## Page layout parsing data
☆ ☆ ☆

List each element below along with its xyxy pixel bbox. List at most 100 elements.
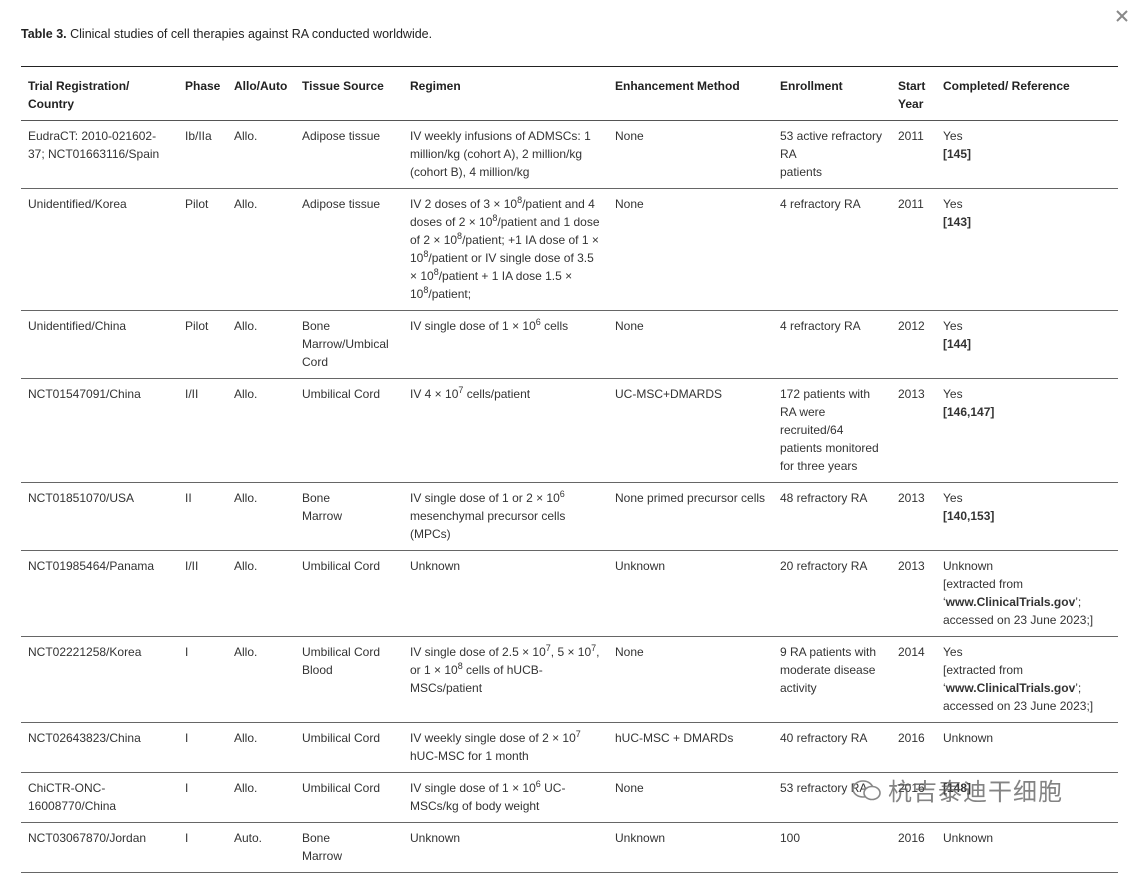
table-cell: 53 refractory RA: [773, 773, 891, 823]
cell-text: 2014: [898, 645, 925, 659]
table-cell: Unknown: [608, 551, 773, 637]
cell-text: None: [615, 197, 644, 211]
table-cell: Unknown [extracted from ‘www.ClinicalTrial…: [936, 551, 1118, 637]
reference: www.ClinicalTrials.gov: [945, 595, 1076, 609]
cell-text: Pilot: [185, 197, 209, 211]
cell-text: 53 refractory RA: [780, 781, 868, 795]
table-cell: Unknown: [403, 551, 608, 637]
cell-text: Allo.: [234, 129, 258, 143]
table-cell: 2012: [891, 311, 936, 379]
cell-text: Umbilical Cord: [302, 781, 381, 795]
text-run: ’;: [1075, 595, 1082, 609]
table-cell: Bone Marrow: [295, 483, 403, 551]
watermark: 杭吉泰迪干细胞: [852, 772, 1063, 807]
text-run: , or 1 × 10: [410, 645, 600, 677]
table-cell: Umbilical Cord: [295, 379, 403, 483]
cell-text: 48 refractory RA: [780, 491, 868, 505]
cell-text: Pilot: [185, 319, 209, 333]
table-cell: IV 4 × 107 cells/patient: [403, 379, 608, 483]
table-caption: Table 3. Clinical studies of cell therap…: [21, 27, 432, 41]
cell-line: ‘www.ClinicalTrials.gov’;: [943, 593, 1111, 611]
column-header: Tissue Source: [302, 79, 384, 93]
cell-text: Allo.: [234, 645, 258, 659]
table-cell: None: [608, 773, 773, 823]
table-cell: I: [178, 637, 227, 723]
superscript: 8: [457, 231, 463, 241]
cell-line: [148]: [943, 779, 1111, 797]
cell-line: IV single dose of 1 × 106 UC-MSCs/kg of …: [410, 779, 601, 815]
table-cell: Yes [144]: [936, 311, 1118, 379]
table-cell: None: [608, 311, 773, 379]
cell-text: 2011: [898, 197, 924, 211]
cell-line: Yes: [943, 197, 963, 211]
cell-line: IV single dose of 1 × 106 cells: [410, 317, 601, 335]
cell-line: [146,147]: [943, 403, 1111, 421]
table-cell: 40 refractory RA: [773, 723, 891, 773]
table-row: NCT02221258/Korea I Allo. Umbilical Cord Bl…: [21, 637, 1118, 723]
cell-line: [143]: [943, 213, 1111, 231]
cell-text: IV weekly infusions of ADMSCs: 1 million…: [410, 129, 591, 179]
cell-text: Unidentified/China: [28, 319, 127, 333]
reference: [143]: [943, 215, 972, 229]
table-cell: None primed precursor cells: [608, 483, 773, 551]
table-cell: 4 refractory RA: [773, 311, 891, 379]
text-run: ’;: [1075, 681, 1082, 695]
reference: [145]: [943, 147, 972, 161]
cell-text: None primed precursor cells: [615, 491, 766, 505]
cell-line: [extracted from: [943, 577, 1024, 591]
cell-line: [145]: [943, 145, 1111, 163]
table-row: NCT01547091/China I/II Allo. Umbilical Cord…: [21, 379, 1118, 483]
table-cell: 2016: [891, 823, 936, 873]
superscript: 8: [423, 285, 429, 295]
table-cell: IV single dose of 1 × 106 UC-MSCs/kg of …: [403, 773, 608, 823]
header-row: Trial Registration/ Country Phase Allo/Aut…: [21, 66, 1118, 121]
text-run: IV single dose of 2.5 × 10: [410, 645, 546, 659]
cell-text: Umbilical Cord: [302, 387, 381, 401]
superscript: 7: [458, 385, 464, 395]
table-cell: None: [608, 121, 773, 189]
text-run: ‘: [943, 681, 946, 695]
cell-text: Umbilical Cord: [302, 559, 381, 573]
cell-text: NCT02221258/Korea: [28, 645, 142, 659]
cell-line: Yes: [943, 319, 963, 333]
table-cell: Yes [140,153]: [936, 483, 1118, 551]
reference: [140,153]: [943, 509, 995, 523]
table-cell: NCT01851070/USA: [21, 483, 178, 551]
superscript: 7: [575, 729, 581, 739]
column-header: Trial Registration/ Country: [28, 79, 130, 111]
cell-line: [extracted from: [943, 663, 1024, 677]
cell-text: 2011: [898, 129, 924, 143]
superscript: 8: [433, 267, 439, 277]
cell-text: 2016: [898, 831, 925, 845]
cell-line: [144]: [943, 335, 1111, 353]
cell-text: I: [185, 831, 189, 845]
cell-line: IV 2 doses of 3 × 108/patient and 4 dose…: [410, 195, 601, 303]
cell-text: None: [615, 645, 644, 659]
cell-text: Unknown: [943, 731, 994, 745]
cell-text: Unknown: [410, 831, 461, 845]
table-cell: 2013: [891, 551, 936, 637]
cell-text: EudraCT: 2010-021602-37; NCT01663116/Spa…: [28, 129, 160, 161]
table-cell: I/II: [178, 551, 227, 637]
table-body: EudraCT: 2010-021602-37; NCT01663116/Spa…: [21, 121, 1118, 873]
cell-text: 40 refractory RA: [780, 731, 868, 745]
table-cell: Bone Marrow: [295, 823, 403, 873]
cell-text: Allo.: [234, 559, 258, 573]
table-cell: NCT02221258/Korea: [21, 637, 178, 723]
superscript: 7: [591, 643, 597, 653]
table-cell: 2013: [891, 379, 936, 483]
close-button[interactable]: [1114, 8, 1130, 24]
cell-text: NCT01547091/China: [28, 387, 141, 401]
cell-line: Marrow: [302, 849, 343, 863]
text-run: IV 4 × 10: [410, 387, 459, 401]
cell-text: 20 refractory RA: [780, 559, 868, 573]
table-cell: 2013: [891, 483, 936, 551]
cell-text: 2013: [898, 559, 925, 573]
superscript: 8: [492, 213, 498, 223]
table-cell: Yes [143]: [936, 189, 1118, 311]
table-cell: Allo.: [227, 637, 295, 723]
text-run: cells: [540, 319, 569, 333]
table-cell: Unknown: [936, 723, 1118, 773]
text-run: IV single dose of 1 × 10: [410, 319, 536, 333]
table-cell: Umbilical Cord: [295, 551, 403, 637]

☆ ☆ ☆

Strip out the images, then output the records above word for word.

List each element below along with its xyxy pixel bbox. List at most 100 elements.
table-cell: 53 refractory RA: [773, 773, 891, 823]
cell-text: 2014: [898, 645, 925, 659]
table-cell: Unknown: [608, 551, 773, 637]
cell-text: None: [615, 197, 644, 211]
table-cell: Unknown [extracted from ‘www.ClinicalTrial…: [936, 551, 1118, 637]
reference: www.ClinicalTrials.gov: [945, 595, 1076, 609]
cell-text: Pilot: [185, 197, 209, 211]
cell-text: 53 refractory RA: [780, 781, 868, 795]
table-cell: Unknown: [403, 551, 608, 637]
cell-text: Allo.: [234, 129, 258, 143]
table-cell: 2012: [891, 311, 936, 379]
cell-text: Umbilical Cord: [302, 781, 381, 795]
text-run: ’;: [1075, 595, 1082, 609]
table-cell: Bone Marrow: [295, 483, 403, 551]
watermark: 杭吉泰迪干细胞: [852, 772, 1063, 807]
text-run: , or 1 × 10: [410, 645, 600, 677]
table-cell: Umbilical Cord: [295, 379, 403, 483]
cell-text: 48 refractory RA: [780, 491, 868, 505]
cell-text: Pilot: [185, 319, 209, 333]
table-cell: IV 4 × 107 cells/patient: [403, 379, 608, 483]
table-caption: Table 3. Clinical studies of cell therap…: [21, 27, 432, 41]
cell-line: ‘www.ClinicalTrials.gov’;: [943, 593, 1111, 611]
column-header: Tissue Source: [302, 79, 384, 93]
cell-text: Allo.: [234, 645, 258, 659]
table-cell: None: [608, 773, 773, 823]
table-cell: I: [178, 637, 227, 723]
superscript: 8: [457, 231, 463, 241]
cell-line: [148]: [943, 779, 1111, 797]
cell-line: IV single dose of 1 × 106 UC-MSCs/kg of …: [410, 779, 601, 815]
table-cell: Yes [144]: [936, 311, 1118, 379]
table-cell: None: [608, 311, 773, 379]
cell-text: 2011: [898, 197, 924, 211]
cell-line: Yes: [943, 197, 963, 211]
cell-line: IV single dose of 1 × 106 cells: [410, 317, 601, 335]
cell-line: [146,147]: [943, 403, 1111, 421]
table-cell: 40 refractory RA: [773, 723, 891, 773]
table-row: NCT02221258/Korea I Allo. Umbilical Cord Bl…: [21, 637, 1118, 723]
cell-line: [143]: [943, 213, 1111, 231]
cell-text: IV weekly infusions of ADMSCs: 1 million…: [410, 129, 591, 179]
cell-text: Unidentified/China: [28, 319, 127, 333]
reference: [143]: [943, 215, 972, 229]
table-cell: None primed precursor cells: [608, 483, 773, 551]
table-cell: 4 refractory RA: [773, 311, 891, 379]
text-run: ’;: [1075, 681, 1082, 695]
reference: [145]: [943, 147, 972, 161]
cell-text: None primed precursor cells: [615, 491, 766, 505]
cell-line: [extracted from: [943, 577, 1024, 591]
cell-line: [145]: [943, 145, 1111, 163]
table-row: NCT01547091/China I/II Allo. Umbilical Cord…: [21, 379, 1118, 483]
table-cell: 2016: [891, 823, 936, 873]
superscript: 8: [423, 285, 429, 295]
table-cell: IV single dose of 1 × 106 UC-MSCs/kg of …: [403, 773, 608, 823]
header-row: Trial Registration/ Country Phase Allo/Aut…: [21, 66, 1118, 121]
text-run: IV single dose of 2.5 × 10: [410, 645, 546, 659]
cell-text: Umbilical Cord: [302, 387, 381, 401]
superscript: 7: [458, 385, 464, 395]
table-cell: None: [608, 121, 773, 189]
text-run: ‘: [943, 681, 946, 695]
cell-text: Umbilical Cord: [302, 559, 381, 573]
cell-text: NCT02221258/Korea: [28, 645, 142, 659]
cell-line: Yes: [943, 319, 963, 333]
table-cell: Yes [140,153]: [936, 483, 1118, 551]
reference: [140,153]: [943, 509, 995, 523]
table-cell: NCT01851070/USA: [21, 483, 178, 551]
superscript: 7: [575, 729, 581, 739]
column-header: Trial Registration/ Country: [28, 79, 130, 111]
cell-line: [extracted from: [943, 663, 1024, 677]
cell-text: 2011: [898, 129, 924, 143]
superscript: 8: [433, 267, 439, 277]
cell-text: 2016: [898, 831, 925, 845]
cell-line: [144]: [943, 335, 1111, 353]
cell-text: I: [185, 831, 189, 845]
cell-line: IV 2 doses of 3 × 108/patient and 4 dose…: [410, 195, 601, 303]
cell-text: None: [615, 645, 644, 659]
cell-text: Unknown: [943, 731, 994, 745]
cell-text: Unknown: [410, 831, 461, 845]
table-cell: 2013: [891, 551, 936, 637]
cell-text: EudraCT: 2010-021602-37; NCT01663116/Spa…: [28, 129, 160, 161]
table-cell: I/II: [178, 551, 227, 637]
table-body: EudraCT: 2010-021602-37; NCT01663116/Spa…: [21, 121, 1118, 873]
cell-text: 40 refractory RA: [780, 731, 868, 745]
table-cell: Bone Marrow: [295, 823, 403, 873]
cell-text: Allo.: [234, 559, 258, 573]
table-cell: NCT02221258/Korea: [21, 637, 178, 723]
superscript: 7: [591, 643, 597, 653]
table-cell: 2013: [891, 379, 936, 483]
close-button[interactable]: [1114, 8, 1130, 24]
cell-text: NCT01547091/China: [28, 387, 141, 401]
cell-line: Marrow: [302, 849, 343, 863]
text-run: IV 4 × 10: [410, 387, 459, 401]
cell-text: 20 refractory RA: [780, 559, 868, 573]
table-cell: 2013: [891, 483, 936, 551]
cell-text: 2013: [898, 559, 925, 573]
superscript: 8: [492, 213, 498, 223]
table-cell: Yes [143]: [936, 189, 1118, 311]
table-cell: Allo.: [227, 637, 295, 723]
text-run: cells: [540, 319, 569, 333]
table-cell: Unknown: [936, 723, 1118, 773]
text-run: IV single dose of 1 × 10: [410, 319, 536, 333]
table-cell: Umbilical Cord: [295, 551, 403, 637]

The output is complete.